Task data:
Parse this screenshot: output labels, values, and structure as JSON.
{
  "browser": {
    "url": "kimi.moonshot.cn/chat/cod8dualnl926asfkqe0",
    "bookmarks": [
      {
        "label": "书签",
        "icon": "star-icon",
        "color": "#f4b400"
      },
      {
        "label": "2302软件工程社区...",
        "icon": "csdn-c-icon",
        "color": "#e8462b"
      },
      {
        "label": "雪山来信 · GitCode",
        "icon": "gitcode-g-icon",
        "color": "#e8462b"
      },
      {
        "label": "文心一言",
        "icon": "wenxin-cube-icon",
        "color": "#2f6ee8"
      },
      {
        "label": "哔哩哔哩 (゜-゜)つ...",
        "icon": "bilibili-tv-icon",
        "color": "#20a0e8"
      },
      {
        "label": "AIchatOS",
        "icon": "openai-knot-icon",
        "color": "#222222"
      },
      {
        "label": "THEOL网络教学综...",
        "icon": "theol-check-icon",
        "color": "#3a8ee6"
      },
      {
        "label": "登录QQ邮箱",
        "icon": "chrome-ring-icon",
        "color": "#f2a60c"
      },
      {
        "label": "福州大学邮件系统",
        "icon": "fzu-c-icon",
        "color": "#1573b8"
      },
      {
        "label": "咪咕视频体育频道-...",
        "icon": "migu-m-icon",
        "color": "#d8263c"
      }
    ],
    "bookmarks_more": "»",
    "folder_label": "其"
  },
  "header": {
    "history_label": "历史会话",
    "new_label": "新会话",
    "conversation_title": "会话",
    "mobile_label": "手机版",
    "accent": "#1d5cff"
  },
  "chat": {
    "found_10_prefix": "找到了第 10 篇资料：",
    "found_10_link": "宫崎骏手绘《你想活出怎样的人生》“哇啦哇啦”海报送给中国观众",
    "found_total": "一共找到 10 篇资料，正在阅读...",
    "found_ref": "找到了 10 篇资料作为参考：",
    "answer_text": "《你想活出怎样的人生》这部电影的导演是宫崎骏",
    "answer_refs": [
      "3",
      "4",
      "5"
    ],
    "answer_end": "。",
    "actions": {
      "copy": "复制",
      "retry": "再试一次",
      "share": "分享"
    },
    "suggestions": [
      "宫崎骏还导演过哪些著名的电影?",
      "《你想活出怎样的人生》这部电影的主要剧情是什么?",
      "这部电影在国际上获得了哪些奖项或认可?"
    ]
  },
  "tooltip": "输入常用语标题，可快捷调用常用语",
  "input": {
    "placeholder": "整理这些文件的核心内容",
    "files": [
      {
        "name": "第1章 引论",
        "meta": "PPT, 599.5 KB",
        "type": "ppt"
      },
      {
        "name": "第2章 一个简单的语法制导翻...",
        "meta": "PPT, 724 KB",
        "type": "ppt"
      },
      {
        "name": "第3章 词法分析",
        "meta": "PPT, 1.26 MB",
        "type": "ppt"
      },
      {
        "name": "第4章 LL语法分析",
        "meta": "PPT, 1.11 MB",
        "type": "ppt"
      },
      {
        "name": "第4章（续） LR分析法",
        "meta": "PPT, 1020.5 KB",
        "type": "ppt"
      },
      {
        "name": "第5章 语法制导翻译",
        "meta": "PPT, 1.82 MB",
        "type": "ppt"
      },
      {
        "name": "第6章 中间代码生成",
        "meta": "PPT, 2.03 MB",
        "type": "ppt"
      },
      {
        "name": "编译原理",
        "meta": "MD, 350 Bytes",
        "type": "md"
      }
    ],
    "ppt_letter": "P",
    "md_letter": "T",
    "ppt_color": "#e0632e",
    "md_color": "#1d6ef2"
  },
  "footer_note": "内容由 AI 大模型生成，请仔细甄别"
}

The problem:
Show each line of the listing that holds the string "你想活出怎样的人生".

Task result:
    "found_10_link": "宫崎骏手绘《你想活出怎样的人生》“哇啦哇啦”海报送给中国观众",
    "answer_text": "《你想活出怎样的人生》这部电影的导演是宫崎骏",
      "《你想活出怎样的人生》这部电影的主要剧情是什么?",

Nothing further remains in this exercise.